**Texte du document:**
Le Centre à Lyon propose un atelier-conférence animé par Anne et Jean-François Descombes sur le thème Vivre une sexualité qui nourrit le lien d’amour.

Vendredi 11 mars 2016 à 19h30

Souvent, on a perdu le fil, on aimerait qu’amour et sexualité aillent ensemble, mais ce n’est plus ou pas le cas.
Quand on commence à remettre en question les idées toutes faites que l’on a sur la sexualité, il se peut que quelque chose change.
Quand on commence à revenir à soi-même, à ce qu’on ressent à l’intérieur de son corps, dans la vie quotidienne et dans la relation avec son partenaire, il se peut que quelque chose change.
Quand on commence à être plus présent à soi-même pendant l’acte sexuel, en général, on ralentit et la sexualité devient plus douce.
Les couples qui s’engagent dans l’exploration proposée par Diana Richardson, auteur de Slow Sex, Faire l’amour en conscience, découvrent que cette nouvelle sexualité nourrit le lien d’amour entre les partenaires et que la sexualité peut être au service de l’amour. Qu’il est possible de réconcilier amour et sexualité.

Dans l’approche de Diana Richardson, la vision tantrique n’est pas quelque chose d’extérieur à nous qu’il faudrait aller chercher. C’est notre corps, notre nature profonde qui est tantrique. C’est la conception même du corps de l’homme et du corps de la femme qui est tantrique. Il n’y a donc rien à aller chercher à l’extérieur, aucune technique à acquérir. Simplement l’invitation à se tourner vers l’intérieur, vers notre corps, vers ce qui se vit à l’intérieur de nous-même à chaque instant. Ramener notre attention à l’intérieur, lâcher le penser pour revenir au ressenti, laisser le faire pour plonger dans l’être, revenir à soi, c’est quelque chose que nous pouvons cultiver à tout moment dans notre quotidien.

**Consigne 1:**
Répondez aux questions suivantes d'après le texte sur l'atelier-conférence :
(a) Qui anime l'atelier-conférence ?
(b) À quelle date et à quelle heure a-t-il lieu ?
(c) Quel livre de Diana Richardson est cité ?
**Consigne 2:**
Recopiez, s'il vous plaît, le passage du texte sur l'atelier-conférence qui va de « Quand on commence à remettre » à « amour et sexualité. ».
**Consigne 3:**
Rédigez la suite du texte sur l'atelier-conférence en partant de sa dernière phrase.

**Informations:**
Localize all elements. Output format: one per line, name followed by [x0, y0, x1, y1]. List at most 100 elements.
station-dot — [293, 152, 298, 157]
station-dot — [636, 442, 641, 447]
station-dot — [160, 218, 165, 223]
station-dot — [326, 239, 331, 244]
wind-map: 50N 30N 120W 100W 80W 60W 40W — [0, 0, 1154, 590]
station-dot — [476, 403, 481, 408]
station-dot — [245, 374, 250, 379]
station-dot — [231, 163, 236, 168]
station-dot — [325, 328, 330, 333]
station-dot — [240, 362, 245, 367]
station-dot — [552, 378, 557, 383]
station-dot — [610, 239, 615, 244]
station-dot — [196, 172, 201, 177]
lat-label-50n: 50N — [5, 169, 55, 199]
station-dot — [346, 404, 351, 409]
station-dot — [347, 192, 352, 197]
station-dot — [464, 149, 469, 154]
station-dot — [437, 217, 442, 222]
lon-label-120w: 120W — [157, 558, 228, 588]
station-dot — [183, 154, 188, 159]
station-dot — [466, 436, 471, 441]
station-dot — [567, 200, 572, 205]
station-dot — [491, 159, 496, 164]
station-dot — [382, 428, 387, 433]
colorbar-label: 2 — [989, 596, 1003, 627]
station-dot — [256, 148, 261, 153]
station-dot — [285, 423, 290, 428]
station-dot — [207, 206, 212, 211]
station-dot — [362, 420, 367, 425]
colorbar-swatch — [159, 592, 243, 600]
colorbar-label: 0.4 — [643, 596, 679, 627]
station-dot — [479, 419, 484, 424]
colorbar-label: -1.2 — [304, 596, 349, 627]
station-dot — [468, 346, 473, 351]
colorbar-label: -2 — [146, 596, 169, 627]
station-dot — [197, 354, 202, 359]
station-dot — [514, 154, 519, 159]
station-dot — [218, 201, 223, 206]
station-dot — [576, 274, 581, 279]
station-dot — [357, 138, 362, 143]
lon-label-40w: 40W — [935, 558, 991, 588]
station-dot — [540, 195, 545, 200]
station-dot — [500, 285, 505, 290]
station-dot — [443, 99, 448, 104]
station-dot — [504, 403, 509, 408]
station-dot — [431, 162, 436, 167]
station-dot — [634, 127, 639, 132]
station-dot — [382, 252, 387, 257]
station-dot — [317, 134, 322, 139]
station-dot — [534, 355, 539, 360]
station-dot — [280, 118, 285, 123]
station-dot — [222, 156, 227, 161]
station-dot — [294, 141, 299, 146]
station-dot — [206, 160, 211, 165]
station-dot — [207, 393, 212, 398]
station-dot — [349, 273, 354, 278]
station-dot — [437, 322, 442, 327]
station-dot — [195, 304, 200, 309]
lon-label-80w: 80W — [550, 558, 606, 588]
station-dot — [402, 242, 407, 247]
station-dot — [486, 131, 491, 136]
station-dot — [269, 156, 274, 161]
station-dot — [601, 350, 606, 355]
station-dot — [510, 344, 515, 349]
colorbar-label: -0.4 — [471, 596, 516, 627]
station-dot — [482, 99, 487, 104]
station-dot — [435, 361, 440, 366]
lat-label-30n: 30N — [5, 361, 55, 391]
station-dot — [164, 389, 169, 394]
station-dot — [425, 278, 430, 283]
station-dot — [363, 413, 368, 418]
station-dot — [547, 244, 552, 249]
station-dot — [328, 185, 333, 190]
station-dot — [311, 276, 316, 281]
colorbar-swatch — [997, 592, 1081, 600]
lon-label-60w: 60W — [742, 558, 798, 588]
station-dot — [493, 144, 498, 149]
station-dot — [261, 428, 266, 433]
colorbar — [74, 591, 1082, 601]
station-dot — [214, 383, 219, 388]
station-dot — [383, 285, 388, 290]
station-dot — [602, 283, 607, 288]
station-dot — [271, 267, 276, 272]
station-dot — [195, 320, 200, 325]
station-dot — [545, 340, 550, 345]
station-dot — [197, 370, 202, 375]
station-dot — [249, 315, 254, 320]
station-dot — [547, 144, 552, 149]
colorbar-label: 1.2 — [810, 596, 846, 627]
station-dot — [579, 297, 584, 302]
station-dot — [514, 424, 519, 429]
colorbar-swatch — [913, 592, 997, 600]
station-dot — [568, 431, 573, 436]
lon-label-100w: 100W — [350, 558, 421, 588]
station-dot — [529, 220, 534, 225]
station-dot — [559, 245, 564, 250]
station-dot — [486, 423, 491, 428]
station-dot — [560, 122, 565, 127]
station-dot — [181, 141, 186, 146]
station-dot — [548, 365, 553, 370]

**Réponse 1:**
(a) Anne et Jean-François Descombes.
(b) Le vendredi 11 mars 2016 à 19h30.
(c) Slow Sex, Faire l'amour en conscience.

**Réponse 2:**
Quand on commence à remettre en question les idées toutes faites que l’on a sur la sexualité, il se peut que quelque chose change.
Quand on commence à revenir à soi-même, à ce qu’on ressent à l’intérieur de son corps, dans la vie quotidienne et dans la relation avec son partenaire, il se peut que quelque chose change.
Quand on commence à être plus présent à soi-même pendant l’acte sexuel, en général, on ralentit et la sexualité devient plus douce.
Les couples qui s’engagent dans l’exploration proposée par Diana Richardson, auteur de Slow Sex, Faire l’amour en conscience, découvrent que cette nouvelle sexualité nourrit le lien d’amour entre les partenaires et que la sexualité peut être au service de l’amour. Qu’il est possible de réconcilier amour et sexualité.

**Réponse 3:**
Revenir à soi pendant l’acte sexuel, c’est peut-être découvrir que je suis en train de penser : je fais l’amour mais mon mental est occupé par des fantasmes ou l’attente qu’il se passe quelque chose que j’ai déjà vécu et que j’aimerais retrouver. En fait, je ne suis pas présent(e). Découvrir que je ne suis pas présent(e)… ni à moi-même… ni à mon partenaire… ni à ce que je vis en cet instant précis… c’est le début de la conscience et le début de la transformation.

Quand je suis plus présent(e) à ce qui se passe en moi durant l’acte sexuel, naturellement je ralentis, les mouvements se ralentissent parce que j’ai besoin d’espace pour sentir. Ce ralentissement, ce SLOW SEX est une conséquence de la présence, de l’attention portée sur ce que je ressens dans l’instant.

Mais pourquoi chercher à être plus conscient pendant l’acte sexuel ?

Pour découvrir, pour ressentir ce qui se passe naturellement entre le corps de la femme et le corps de l’homme, ce dont nous parlent les enseignements tantriques mais auquel nous avons rarement accès.
Pour faire l’expérience dans notre chair de cet échange d’énergie spontané entre le sexe de l’homme et le sexe de la femme, entre le corps de l’homme et le corps de la femme.
L’approche de Diana Richardson nous donne les moyens concrets d’entamer une transformation de notre sexualité pour que progressivement le potentiel d’amour et de joie de notre nature profonde se révèle.